課題文 →
'''
各回の詳細は以下のページに記載されている情報をご確認ください。
消費者庁HP: 「送料無料」表示の見直しに関する意見交換会

「送料無料」表示の見直しが行われる背景

大前提として、まず、なぜ「送料無料」表示の見直しが議論されているのかを押さえておきましょう。そこには、物流の「2024年問題」があります。物流の「2024年問題」とは、2024年度以降、物流の輸送力不足により今のように荷物が運べなくなる可能性がある問題です。

2024年4月より、「働き方改革を推進するための関係法律の整備に関する法律」(平成30年法律第71号)に基づき、自動車の運転業務の時間外労働について年960時間の上限規制が適用され、荷物の輸送に必要な人手が足りなくなります。このまま何も対策を講じなければ、2024年度には14%、2030年度には34%の輸送力不足の可能性があるのです。

そこで2023年3月、我が国の物流の革新に関する関係閣僚会議が開催され、同6月、「物流改革に向けた政策パッケージ」がとりまとめられました。この政策パッケージにおいて、運賃・料金が消費者向けの送料に適正に転嫁・反映されるべきという観点から、「送料無料」表示の見直しに取り組むことになります。

全日本トラック協会の意見【2023年6月23日 第1回意見交換会】

第1回の意見交換会では、公益社団法人全日本トラック協会より、運送事業者・ドライバーを代表した意見が発表されました。その主旨は、『「送料無料」の表現はやめてもらいたい』というものです。

理由として、送料は運送の対価として収受するもので「無料」ではないにも関わらず、「送料無料」という言葉が「輸送にはコストがかからない」という考え方を消費者に植えつける可能性があることを指摘しています。

そういった考え方があると、輸送にかかる費用が上昇するなかで価格転嫁に必要な消費者の理解を得られず、物流の2024年問題にも対応できなくなる恐れがあるとのこと。また、運送事業者・ドライバーからは、「送料無料」という言葉は物流の仕事を軽視する表現に感じられる、低賃金の一因であるといった声もあがっています。
'''
設問 →
課題文の内容を三文で要約してください。 資料の各行は、本課題では一切用いません。

資料 →
'''
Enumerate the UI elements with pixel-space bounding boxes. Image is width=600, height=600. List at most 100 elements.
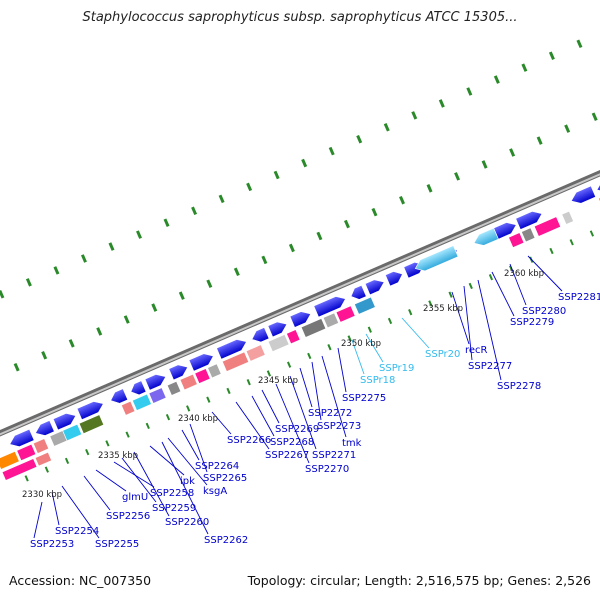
'''
本問の解答 →
「送料無料」表示の見直しは、2024年度以降に輸送力不足で荷物が運べなくなる可能性がある物流の「2024年問題」を背景に議論されています。2024年4月から自動車の運転業務の時間外労働に年960時間の上限規制が適用されるため、対策を講じなければ2024年度に14%、2030年度に34%の輸送力不足の可能性があり、2023年6月にとりまとめられた「物流改革に向けた政策パッケージ」において表示の見直しに取り組むことになりました。第1回意見交換会で全日本トラック協会は、「送料無料」という表現が輸送にはコストがかからないという考え方を消費者に植えつけ、価格転嫁に必要な理解を得られなくなるおそれがあるとして、この表現をやめるよう求めました。